▶ [PROBLEM DESCRIPTION]: Reproduce all entries word for word.

• • •

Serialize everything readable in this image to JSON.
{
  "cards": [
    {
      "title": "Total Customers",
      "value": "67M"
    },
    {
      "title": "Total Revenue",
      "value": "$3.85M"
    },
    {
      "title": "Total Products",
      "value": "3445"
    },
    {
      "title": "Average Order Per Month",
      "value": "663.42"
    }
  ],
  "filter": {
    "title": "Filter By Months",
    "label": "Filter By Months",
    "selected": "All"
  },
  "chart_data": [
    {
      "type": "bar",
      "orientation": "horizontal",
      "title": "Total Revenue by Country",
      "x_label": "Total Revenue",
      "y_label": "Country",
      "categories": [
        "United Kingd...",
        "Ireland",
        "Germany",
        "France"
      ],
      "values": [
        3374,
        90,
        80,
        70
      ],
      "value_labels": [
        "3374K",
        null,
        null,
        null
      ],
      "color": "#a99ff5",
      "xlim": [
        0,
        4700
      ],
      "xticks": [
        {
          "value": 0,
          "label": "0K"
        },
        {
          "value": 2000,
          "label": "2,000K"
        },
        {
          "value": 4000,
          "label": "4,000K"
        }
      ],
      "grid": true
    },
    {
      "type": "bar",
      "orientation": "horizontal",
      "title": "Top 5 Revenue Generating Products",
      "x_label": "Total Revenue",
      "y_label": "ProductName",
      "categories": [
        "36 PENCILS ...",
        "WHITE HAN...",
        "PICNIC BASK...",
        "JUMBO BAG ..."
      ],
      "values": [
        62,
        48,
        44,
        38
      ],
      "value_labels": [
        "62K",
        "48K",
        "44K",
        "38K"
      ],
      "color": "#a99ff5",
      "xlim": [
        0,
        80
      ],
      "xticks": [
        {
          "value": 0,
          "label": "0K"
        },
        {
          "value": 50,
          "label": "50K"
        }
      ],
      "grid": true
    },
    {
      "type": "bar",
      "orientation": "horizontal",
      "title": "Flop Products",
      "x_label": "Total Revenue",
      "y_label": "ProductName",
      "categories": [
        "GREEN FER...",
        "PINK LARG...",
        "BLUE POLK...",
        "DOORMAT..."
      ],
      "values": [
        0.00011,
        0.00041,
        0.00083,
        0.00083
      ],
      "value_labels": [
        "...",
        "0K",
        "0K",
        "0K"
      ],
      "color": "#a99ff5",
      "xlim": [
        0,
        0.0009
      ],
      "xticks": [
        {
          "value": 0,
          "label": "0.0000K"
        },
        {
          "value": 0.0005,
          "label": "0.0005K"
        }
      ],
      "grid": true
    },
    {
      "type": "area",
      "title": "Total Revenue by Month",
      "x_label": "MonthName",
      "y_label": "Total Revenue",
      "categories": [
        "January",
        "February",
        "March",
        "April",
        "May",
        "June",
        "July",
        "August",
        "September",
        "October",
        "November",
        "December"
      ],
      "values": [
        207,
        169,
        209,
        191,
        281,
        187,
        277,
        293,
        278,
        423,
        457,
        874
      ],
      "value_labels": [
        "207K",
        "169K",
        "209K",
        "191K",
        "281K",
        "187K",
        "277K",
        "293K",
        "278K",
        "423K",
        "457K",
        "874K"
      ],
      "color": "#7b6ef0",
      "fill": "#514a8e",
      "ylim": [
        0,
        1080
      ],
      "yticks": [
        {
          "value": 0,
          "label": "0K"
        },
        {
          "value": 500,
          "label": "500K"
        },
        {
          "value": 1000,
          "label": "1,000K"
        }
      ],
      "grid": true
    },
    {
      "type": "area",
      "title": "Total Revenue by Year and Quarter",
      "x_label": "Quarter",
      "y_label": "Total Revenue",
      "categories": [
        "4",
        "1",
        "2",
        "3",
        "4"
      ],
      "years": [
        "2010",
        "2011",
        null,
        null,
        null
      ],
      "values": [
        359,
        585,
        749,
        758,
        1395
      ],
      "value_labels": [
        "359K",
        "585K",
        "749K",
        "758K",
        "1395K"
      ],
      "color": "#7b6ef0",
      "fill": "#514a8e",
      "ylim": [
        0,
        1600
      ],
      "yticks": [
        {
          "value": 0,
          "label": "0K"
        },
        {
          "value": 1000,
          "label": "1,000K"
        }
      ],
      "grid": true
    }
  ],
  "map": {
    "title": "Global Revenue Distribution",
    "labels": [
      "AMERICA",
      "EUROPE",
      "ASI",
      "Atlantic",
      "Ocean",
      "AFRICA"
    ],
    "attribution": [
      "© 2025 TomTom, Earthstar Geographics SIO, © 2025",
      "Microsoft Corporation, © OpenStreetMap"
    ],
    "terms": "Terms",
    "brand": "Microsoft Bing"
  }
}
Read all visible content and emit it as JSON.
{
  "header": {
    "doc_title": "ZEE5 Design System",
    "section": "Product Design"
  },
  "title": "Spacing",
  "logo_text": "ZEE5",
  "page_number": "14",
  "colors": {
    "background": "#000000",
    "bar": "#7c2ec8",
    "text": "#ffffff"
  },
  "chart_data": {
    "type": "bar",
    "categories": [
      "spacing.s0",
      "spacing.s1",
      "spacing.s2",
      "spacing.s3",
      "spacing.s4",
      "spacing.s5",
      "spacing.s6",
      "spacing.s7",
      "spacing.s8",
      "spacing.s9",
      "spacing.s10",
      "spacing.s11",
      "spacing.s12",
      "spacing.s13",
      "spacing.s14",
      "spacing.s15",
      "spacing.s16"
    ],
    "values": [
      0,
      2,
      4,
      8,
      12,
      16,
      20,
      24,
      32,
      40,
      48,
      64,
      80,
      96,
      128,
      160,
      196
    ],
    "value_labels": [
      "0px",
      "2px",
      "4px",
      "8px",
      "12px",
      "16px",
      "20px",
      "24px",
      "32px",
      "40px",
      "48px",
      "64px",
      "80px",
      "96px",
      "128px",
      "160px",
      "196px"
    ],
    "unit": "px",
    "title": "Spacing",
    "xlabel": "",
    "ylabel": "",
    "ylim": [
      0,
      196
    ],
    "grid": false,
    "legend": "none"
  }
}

• • •

▶ [ANSWER BELOW]:
Serialize everything readable in this image to JSON.
{
  "cards": [
    {
      "title": "Total Customers",
      "value": "67M"
    },
    {
      "title": "Total Revenue",
      "value": "$3.85M"
    },
    {
      "title": "Total Products",
      "value": "3445"
    },
    {
      "title": "Average Order Per Month",
      "value": "663.42"
    }
  ],
  "filter": {
    "title": "Filter By Months",
    "label": "Filter By Months",
    "selected": "All"
  },
  "chart_data": [
    {
      "type": "bar",
      "orientation": "horizontal",
      "title": "Total Revenue by Country",
      "x_label": "Total Revenue",
      "y_label": "Country",
      "categories": [
        "United Kingd...",
        "Ireland",
        "Germany",
        "France"
      ],
      "values": [
        3374,
        90,
        80,
        70
      ],
      "value_labels": [
        "3374K",
        null,
        null,
        null
      ],
      "color": "#a99ff5",
      "xlim": [
        0,
        4700
      ],
      "xticks": [
        {
          "value": 0,
          "label": "0K"
        },
        {
          "value": 2000,
          "label": "2,000K"
        },
        {
          "value": 4000,
          "label": "4,000K"
        }
      ],
      "grid": true
    },
    {
      "type": "bar",
      "orientation": "horizontal",
      "title": "Top 5 Revenue Generating Products",
      "x_label": "Total Revenue",
      "y_label": "ProductName",
      "categories": [
        "36 PENCILS ...",
        "WHITE HAN...",
        "PICNIC BASK...",
        "JUMBO BAG ..."
      ],
      "values": [
        62,
        48,
        44,
        38
      ],
      "value_labels": [
        "62K",
        "48K",
        "44K",
        "38K"
      ],
      "color": "#a99ff5",
      "xlim": [
        0,
        80
      ],
      "xticks": [
        {
          "value": 0,
          "label": "0K"
        },
        {
          "value": 50,
          "label": "50K"
        }
      ],
      "grid": true
    },
    {
      "type": "bar",
      "orientation": "horizontal",
      "title": "Flop Products",
      "x_label": "Total Revenue",
      "y_label": "ProductName",
      "categories": [
        "GREEN FER...",
        "PINK LARG...",
        "BLUE POLK...",
        "DOORMAT..."
      ],
      "values": [
        0.00011,
        0.00041,
        0.00083,
        0.00083
      ],
      "value_labels": [
        "...",
        "0K",
        "0K",
        "0K"
      ],
      "color": "#a99ff5",
      "xlim": [
        0,
        0.0009
      ],
      "xticks": [
        {
          "value": 0,
          "label": "0.0000K"
        },
        {
          "value": 0.0005,
          "label": "0.0005K"
        }
      ],
      "grid": true
    },
    {
      "type": "area",
      "title": "Total Revenue by Month",
      "x_label": "MonthName",
      "y_label": "Total Revenue",
      "categories": [
        "January",
        "February",
        "March",
        "April",
        "May",
        "June",
        "July",
        "August",
        "September",
        "October",
        "November",
        "December"
      ],
      "values": [
        207,
        169,
        209,
        191,
        281,
        187,
        277,
        293,
        278,
        423,
        457,
        874
      ],
      "value_labels": [
        "207K",
        "169K",
        "209K",
        "191K",
        "281K",
        "187K",
        "277K",
        "293K",
        "278K",
        "423K",
        "457K",
        "874K"
      ],
      "color": "#7b6ef0",
      "fill": "#514a8e",
      "ylim": [
        0,
        1080
      ],
      "yticks": [
        {
          "value": 0,
          "label": "0K"
        },
        {
          "value": 500,
          "label": "500K"
        },
        {
          "value": 1000,
          "label": "1,000K"
        }
      ],
      "grid": true
    },
    {
      "type": "area",
      "title": "Total Revenue by Year and Quarter",
      "x_label": "Quarter",
      "y_label": "Total Revenue",
      "categories": [
        "4",
        "1",
        "2",
        "3",
        "4"
      ],
      "years": [
        "2010",
        "2011",
        null,
        null,
        null
      ],
      "values": [
        359,
        585,
        749,
        758,
        1395
      ],
      "value_labels": [
        "359K",
        "585K",
        "749K",
        "758K",
        "1395K"
      ],
      "color": "#7b6ef0",
      "fill": "#514a8e",
      "ylim": [
        0,
        1600
      ],
      "yticks": [
        {
          "value": 0,
          "label": "0K"
        },
        {
          "value": 1000,
          "label": "1,000K"
        }
      ],
      "grid": true
    }
  ],
  "map": {
    "title": "Global Revenue Distribution",
    "labels": [
      "AMERICA",
      "EUROPE",
      "ASI",
      "Atlantic",
      "Ocean",
      "AFRICA"
    ],
    "attribution": [
      "© 2025 TomTom, Earthstar Geographics SIO, © 2025",
      "Microsoft Corporation, © OpenStreetMap"
    ],
    "terms": "Terms",
    "brand": "Microsoft Bing"
  }
}
Read all visible content and emit it as JSON.
{
  "header": {
    "doc_title": "ZEE5 Design System",
    "section": "Product Design"
  },
  "title": "Spacing",
  "logo_text": "ZEE5",
  "page_number": "14",
  "colors": {
    "background": "#000000",
    "bar": "#7c2ec8",
    "text": "#ffffff"
  },
  "chart_data": {
    "type": "bar",
    "categories": [
      "spacing.s0",
      "spacing.s1",
      "spacing.s2",
      "spacing.s3",
      "spacing.s4",
      "spacing.s5",
      "spacing.s6",
      "spacing.s7",
      "spacing.s8",
      "spacing.s9",
      "spacing.s10",
      "spacing.s11",
      "spacing.s12",
      "spacing.s13",
      "spacing.s14",
      "spacing.s15",
      "spacing.s16"
    ],
    "values": [
      0,
      2,
      4,
      8,
      12,
      16,
      20,
      24,
      32,
      40,
      48,
      64,
      80,
      96,
      128,
      160,
      196
    ],
    "value_labels": [
      "0px",
      "2px",
      "4px",
      "8px",
      "12px",
      "16px",
      "20px",
      "24px",
      "32px",
      "40px",
      "48px",
      "64px",
      "80px",
      "96px",
      "128px",
      "160px",
      "196px"
    ],
    "unit": "px",
    "title": "Spacing",
    "xlabel": "",
    "ylabel": "",
    "ylim": [
      0,
      196
    ],
    "grid": false,
    "legend": "none"
  }
}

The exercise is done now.